PROBLEM TO WORK ON: Every entry must be repeated exactly. Exclude all pictures.

** start INPUT RECORDS **

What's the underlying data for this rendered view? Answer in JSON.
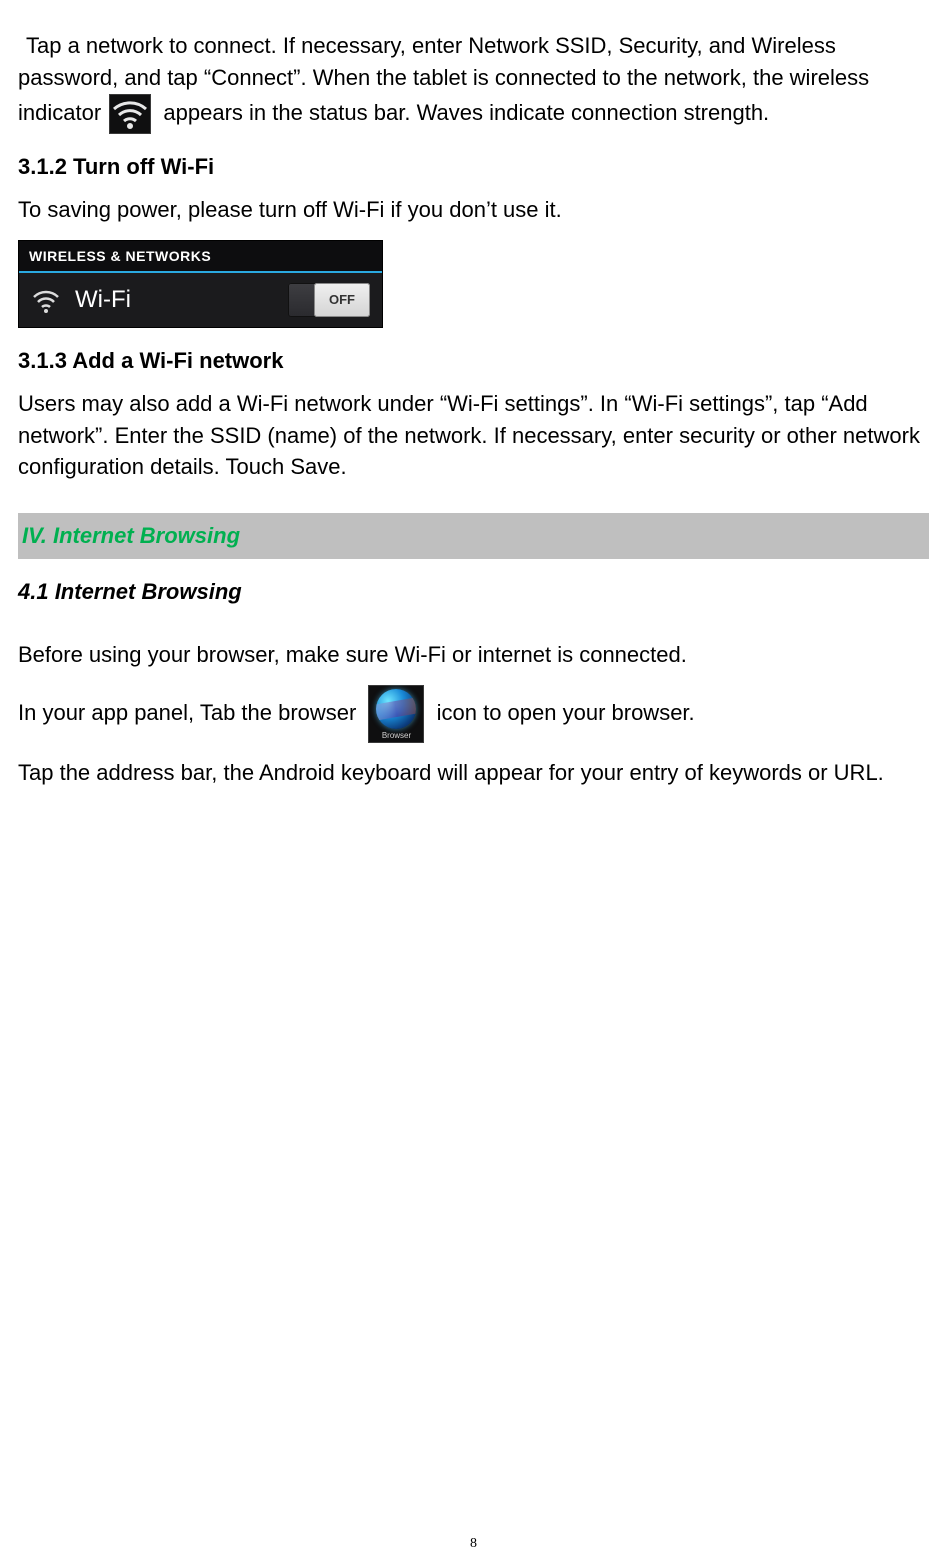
{
  "paragraphs": {
    "p1a": " Tap a network to connect. If necessary, enter Network SSID, Security, and Wireless password, and tap “Connect”. When the tablet is connected to the network, the wireless indicator ",
    "p1b": " appears in the status bar. Waves indicate connection strength.",
    "p2": "To saving power, please turn off Wi-Fi if you don’t use it.",
    "p3": "Users may also add a Wi-Fi network under “Wi-Fi settings”. In “Wi-Fi settings”, tap “Add network”. Enter the SSID (name) of the network. If necessary, enter security or other network configuration details. Touch Save.",
    "p4": "Before using your browser, make sure Wi-Fi or internet is connected.",
    "p5a": "In your app panel, Tab the browser ",
    "p5b": " icon to open your browser.",
    "p6": "Tap the address bar, the Android keyboard will appear for your entry of keywords or URL."
  },
  "headings": {
    "h1": "3.1.2 Turn off Wi-Fi",
    "h2": "3.1.3 Add a Wi-Fi network",
    "section": "IV. Internet Browsing",
    "h3": "4.1 Internet Browsing"
  },
  "wifi_panel": {
    "header": "WIRELESS & NETWORKS",
    "label": "Wi-Fi",
    "toggle": "OFF"
  },
  "browser_icon_label": "Browser",
  "page_number": "8"
}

** end INPUT RECORDS **

FINAL RESULT:
What's the underlying data for this rendered view? Answer in JSON.
{
  "paragraphs": {
    "p1a": " Tap a network to connect. If necessary, enter Network SSID, Security, and Wireless password, and tap “Connect”. When the tablet is connected to the network, the wireless indicator ",
    "p1b": " appears in the status bar. Waves indicate connection strength.",
    "p2": "To saving power, please turn off Wi-Fi if you don’t use it.",
    "p3": "Users may also add a Wi-Fi network under “Wi-Fi settings”. In “Wi-Fi settings”, tap “Add network”. Enter the SSID (name) of the network. If necessary, enter security or other network configuration details. Touch Save.",
    "p4": "Before using your browser, make sure Wi-Fi or internet is connected.",
    "p5a": "In your app panel, Tab the browser ",
    "p5b": " icon to open your browser.",
    "p6": "Tap the address bar, the Android keyboard will appear for your entry of keywords or URL."
  },
  "headings": {
    "h1": "3.1.2 Turn off Wi-Fi",
    "h2": "3.1.3 Add a Wi-Fi network",
    "section": "IV. Internet Browsing",
    "h3": "4.1 Internet Browsing"
  },
  "wifi_panel": {
    "header": "WIRELESS & NETWORKS",
    "label": "Wi-Fi",
    "toggle": "OFF"
  },
  "browser_icon_label": "Browser",
  "page_number": "8"
}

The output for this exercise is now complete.